- **Task instructions**
Filter these entries, keeping only lines that hold the word "mode".
---------- Listed entries ----------
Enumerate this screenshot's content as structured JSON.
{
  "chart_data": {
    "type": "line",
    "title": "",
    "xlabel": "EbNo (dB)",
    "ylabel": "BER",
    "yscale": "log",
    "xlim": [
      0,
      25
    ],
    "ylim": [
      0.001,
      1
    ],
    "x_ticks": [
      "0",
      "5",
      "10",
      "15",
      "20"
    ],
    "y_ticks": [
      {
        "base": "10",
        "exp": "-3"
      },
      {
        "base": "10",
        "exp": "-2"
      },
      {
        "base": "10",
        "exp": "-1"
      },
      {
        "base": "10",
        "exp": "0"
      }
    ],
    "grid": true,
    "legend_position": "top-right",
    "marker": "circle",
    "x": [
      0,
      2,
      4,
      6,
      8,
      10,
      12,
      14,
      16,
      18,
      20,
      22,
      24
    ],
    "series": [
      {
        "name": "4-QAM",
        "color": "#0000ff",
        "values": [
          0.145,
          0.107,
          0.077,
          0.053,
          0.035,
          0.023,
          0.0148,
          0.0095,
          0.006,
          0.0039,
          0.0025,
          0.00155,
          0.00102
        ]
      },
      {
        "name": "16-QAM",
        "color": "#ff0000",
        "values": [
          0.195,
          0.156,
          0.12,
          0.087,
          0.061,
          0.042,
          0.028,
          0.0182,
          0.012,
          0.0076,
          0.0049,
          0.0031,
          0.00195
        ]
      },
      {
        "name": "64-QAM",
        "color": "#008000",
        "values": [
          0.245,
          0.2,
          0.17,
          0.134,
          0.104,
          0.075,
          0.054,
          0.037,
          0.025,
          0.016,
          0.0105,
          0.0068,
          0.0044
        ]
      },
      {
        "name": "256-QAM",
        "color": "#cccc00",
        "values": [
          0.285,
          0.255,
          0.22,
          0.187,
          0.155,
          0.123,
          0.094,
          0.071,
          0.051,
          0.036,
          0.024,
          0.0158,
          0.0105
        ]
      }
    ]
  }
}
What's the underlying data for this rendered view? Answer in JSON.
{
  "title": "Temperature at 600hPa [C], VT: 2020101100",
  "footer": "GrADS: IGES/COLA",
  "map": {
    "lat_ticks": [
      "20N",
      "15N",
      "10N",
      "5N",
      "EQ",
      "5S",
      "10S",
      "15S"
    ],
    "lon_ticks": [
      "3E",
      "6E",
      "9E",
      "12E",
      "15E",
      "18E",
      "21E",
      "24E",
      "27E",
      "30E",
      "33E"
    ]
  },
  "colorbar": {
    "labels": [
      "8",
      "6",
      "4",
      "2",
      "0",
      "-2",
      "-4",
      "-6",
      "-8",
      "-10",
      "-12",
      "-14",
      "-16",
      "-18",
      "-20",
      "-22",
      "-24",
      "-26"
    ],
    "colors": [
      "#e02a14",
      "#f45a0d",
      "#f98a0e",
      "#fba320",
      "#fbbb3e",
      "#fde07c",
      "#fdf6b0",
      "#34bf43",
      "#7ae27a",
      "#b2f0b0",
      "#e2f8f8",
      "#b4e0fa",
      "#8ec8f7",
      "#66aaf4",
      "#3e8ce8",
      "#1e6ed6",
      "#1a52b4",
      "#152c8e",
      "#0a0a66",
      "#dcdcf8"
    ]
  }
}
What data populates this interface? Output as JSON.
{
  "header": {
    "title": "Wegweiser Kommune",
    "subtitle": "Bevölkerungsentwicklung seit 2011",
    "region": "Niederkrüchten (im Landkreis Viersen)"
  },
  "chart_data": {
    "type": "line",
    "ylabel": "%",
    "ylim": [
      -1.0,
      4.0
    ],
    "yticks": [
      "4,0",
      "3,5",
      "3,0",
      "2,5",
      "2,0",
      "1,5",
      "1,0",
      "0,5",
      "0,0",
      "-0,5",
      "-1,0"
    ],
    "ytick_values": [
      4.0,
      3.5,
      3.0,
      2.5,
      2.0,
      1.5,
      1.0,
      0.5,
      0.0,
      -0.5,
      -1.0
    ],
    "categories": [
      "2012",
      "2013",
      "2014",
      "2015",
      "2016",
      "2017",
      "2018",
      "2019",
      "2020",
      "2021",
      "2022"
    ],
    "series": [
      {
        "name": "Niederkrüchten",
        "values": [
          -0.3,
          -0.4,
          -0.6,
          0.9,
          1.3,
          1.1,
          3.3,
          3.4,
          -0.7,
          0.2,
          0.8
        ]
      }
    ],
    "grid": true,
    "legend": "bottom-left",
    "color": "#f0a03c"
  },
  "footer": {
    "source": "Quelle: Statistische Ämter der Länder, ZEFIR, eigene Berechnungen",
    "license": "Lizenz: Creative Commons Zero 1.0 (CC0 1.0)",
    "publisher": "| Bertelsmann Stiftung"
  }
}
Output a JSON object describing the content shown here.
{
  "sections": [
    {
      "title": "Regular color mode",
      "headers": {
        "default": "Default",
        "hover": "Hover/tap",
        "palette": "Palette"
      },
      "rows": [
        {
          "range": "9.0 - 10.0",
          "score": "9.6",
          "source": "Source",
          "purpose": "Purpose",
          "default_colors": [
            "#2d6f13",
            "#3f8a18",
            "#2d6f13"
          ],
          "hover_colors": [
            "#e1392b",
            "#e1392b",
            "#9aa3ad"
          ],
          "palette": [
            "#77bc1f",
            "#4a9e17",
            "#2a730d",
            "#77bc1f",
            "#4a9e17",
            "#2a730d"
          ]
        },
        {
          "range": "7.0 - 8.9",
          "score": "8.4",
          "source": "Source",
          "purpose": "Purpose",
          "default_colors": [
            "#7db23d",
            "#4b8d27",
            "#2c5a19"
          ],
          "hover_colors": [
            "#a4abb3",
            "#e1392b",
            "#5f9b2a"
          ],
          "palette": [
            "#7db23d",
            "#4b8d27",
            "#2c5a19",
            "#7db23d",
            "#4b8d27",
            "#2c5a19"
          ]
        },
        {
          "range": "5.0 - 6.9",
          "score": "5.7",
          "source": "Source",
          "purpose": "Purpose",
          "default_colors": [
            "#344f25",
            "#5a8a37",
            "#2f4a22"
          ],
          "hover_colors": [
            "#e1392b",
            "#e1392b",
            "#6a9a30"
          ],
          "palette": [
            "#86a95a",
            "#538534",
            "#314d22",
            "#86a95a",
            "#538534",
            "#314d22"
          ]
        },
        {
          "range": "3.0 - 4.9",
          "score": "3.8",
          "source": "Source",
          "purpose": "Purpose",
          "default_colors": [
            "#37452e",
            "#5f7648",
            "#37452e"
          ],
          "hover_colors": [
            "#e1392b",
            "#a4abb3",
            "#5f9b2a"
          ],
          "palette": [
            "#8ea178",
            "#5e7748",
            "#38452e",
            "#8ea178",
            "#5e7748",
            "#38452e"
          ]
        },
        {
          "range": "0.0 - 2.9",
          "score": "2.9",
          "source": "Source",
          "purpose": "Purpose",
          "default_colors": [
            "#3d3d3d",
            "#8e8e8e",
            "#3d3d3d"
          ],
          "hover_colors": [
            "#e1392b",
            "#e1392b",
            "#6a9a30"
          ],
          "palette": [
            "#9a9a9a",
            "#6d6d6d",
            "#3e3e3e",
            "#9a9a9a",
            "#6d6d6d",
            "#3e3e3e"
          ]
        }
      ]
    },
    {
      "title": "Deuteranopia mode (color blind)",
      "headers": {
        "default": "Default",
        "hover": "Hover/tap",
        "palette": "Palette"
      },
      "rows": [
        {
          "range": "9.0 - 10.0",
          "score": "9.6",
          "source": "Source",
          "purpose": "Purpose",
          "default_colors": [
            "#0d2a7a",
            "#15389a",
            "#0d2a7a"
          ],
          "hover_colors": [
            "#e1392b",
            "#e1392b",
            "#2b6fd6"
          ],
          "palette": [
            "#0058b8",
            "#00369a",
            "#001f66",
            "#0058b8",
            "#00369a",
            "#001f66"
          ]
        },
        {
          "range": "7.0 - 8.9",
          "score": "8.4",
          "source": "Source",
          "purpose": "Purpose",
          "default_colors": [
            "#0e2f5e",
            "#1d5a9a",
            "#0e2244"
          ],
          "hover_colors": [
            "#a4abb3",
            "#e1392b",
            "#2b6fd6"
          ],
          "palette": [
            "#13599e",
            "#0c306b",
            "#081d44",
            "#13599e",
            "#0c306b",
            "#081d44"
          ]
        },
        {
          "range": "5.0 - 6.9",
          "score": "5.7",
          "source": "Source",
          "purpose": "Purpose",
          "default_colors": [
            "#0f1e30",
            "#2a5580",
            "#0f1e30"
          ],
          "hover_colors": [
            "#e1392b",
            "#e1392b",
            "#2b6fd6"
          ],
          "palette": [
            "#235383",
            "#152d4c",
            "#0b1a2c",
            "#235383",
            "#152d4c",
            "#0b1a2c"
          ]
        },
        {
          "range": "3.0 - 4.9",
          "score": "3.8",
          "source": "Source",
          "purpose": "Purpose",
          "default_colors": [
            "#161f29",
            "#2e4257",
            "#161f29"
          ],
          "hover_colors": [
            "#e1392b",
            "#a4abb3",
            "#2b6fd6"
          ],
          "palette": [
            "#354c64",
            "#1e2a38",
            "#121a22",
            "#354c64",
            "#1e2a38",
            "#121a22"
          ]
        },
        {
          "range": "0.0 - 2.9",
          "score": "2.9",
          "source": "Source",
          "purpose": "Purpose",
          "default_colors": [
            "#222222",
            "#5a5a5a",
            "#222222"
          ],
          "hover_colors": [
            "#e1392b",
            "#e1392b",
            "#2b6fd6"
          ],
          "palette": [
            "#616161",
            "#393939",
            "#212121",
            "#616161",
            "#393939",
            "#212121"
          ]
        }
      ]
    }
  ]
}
----------
- **Result of this task**
      "title": "Regular color mode",
      "title": "Deuteranopia mode (color blind)",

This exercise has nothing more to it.